** WHAT YOU WILL DO **
Wherever the word "series" turns up in a line of the entries, copy that line.

Records about charts and figures:

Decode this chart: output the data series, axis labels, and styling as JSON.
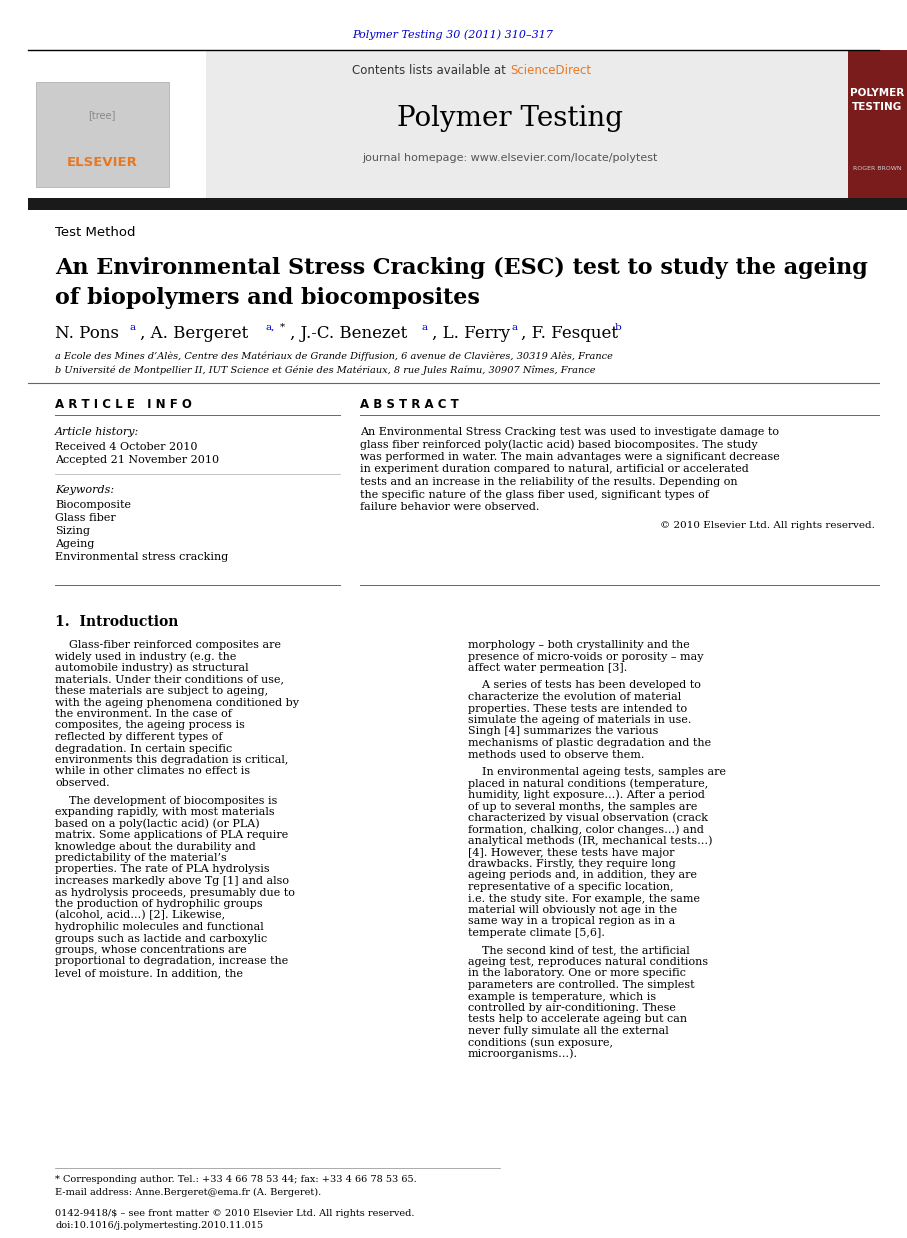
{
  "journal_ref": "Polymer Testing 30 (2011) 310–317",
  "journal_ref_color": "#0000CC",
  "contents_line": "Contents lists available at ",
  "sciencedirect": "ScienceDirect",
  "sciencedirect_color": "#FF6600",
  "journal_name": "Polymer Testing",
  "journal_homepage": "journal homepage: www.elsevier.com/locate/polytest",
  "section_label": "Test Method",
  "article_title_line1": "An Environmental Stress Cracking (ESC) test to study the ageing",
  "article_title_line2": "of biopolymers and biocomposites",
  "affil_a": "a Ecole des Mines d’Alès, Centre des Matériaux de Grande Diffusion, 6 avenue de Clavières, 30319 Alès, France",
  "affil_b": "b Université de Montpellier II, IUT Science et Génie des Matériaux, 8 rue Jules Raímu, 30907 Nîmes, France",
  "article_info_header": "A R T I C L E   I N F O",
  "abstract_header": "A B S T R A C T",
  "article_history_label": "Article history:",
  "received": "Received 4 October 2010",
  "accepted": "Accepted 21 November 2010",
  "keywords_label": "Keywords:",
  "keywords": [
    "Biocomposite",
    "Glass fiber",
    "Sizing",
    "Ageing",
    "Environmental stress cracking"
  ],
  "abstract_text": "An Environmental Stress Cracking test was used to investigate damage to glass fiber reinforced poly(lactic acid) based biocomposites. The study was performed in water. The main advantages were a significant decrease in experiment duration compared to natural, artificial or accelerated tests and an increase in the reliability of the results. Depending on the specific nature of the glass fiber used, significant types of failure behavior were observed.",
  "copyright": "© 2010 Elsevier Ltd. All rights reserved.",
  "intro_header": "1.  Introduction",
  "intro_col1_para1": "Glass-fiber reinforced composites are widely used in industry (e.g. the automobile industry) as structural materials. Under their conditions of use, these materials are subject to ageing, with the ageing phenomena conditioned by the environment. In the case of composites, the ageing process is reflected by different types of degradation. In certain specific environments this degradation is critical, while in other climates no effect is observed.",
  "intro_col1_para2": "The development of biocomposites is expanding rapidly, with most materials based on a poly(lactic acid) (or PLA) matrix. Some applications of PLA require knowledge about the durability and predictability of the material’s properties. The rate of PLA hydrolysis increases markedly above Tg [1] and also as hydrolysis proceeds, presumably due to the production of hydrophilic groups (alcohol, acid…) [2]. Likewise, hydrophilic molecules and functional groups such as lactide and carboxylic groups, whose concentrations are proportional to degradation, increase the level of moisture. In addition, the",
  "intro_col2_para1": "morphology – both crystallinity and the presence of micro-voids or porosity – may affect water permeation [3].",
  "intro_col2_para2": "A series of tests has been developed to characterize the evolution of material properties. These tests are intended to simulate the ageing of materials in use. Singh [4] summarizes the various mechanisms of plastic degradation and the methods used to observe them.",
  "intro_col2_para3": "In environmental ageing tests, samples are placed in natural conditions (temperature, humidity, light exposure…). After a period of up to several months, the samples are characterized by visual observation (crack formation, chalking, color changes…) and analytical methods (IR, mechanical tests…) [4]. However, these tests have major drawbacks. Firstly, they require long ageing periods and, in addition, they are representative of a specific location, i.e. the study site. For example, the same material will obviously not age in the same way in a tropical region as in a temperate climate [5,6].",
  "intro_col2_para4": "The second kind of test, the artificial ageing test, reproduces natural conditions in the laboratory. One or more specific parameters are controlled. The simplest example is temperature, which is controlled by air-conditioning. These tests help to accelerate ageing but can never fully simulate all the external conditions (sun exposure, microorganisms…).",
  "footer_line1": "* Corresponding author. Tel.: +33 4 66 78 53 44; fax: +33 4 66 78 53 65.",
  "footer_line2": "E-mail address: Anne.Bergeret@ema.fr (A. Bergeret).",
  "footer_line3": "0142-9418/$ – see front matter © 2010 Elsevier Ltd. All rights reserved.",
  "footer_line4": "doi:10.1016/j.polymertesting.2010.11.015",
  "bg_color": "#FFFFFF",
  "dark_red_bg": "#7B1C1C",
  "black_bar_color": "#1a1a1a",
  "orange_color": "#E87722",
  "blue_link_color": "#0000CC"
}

** RESULT **
Decode this chart: output the data series, axis labels, and styling as JSON.
  "intro_col2_para2": "A series of tests has been developed to characterize the evolution of material properties. These tests are intended to simulate the ageing of materials in use. Singh [4] summarizes the various mechanisms of plastic degradation and the methods used to observe them.",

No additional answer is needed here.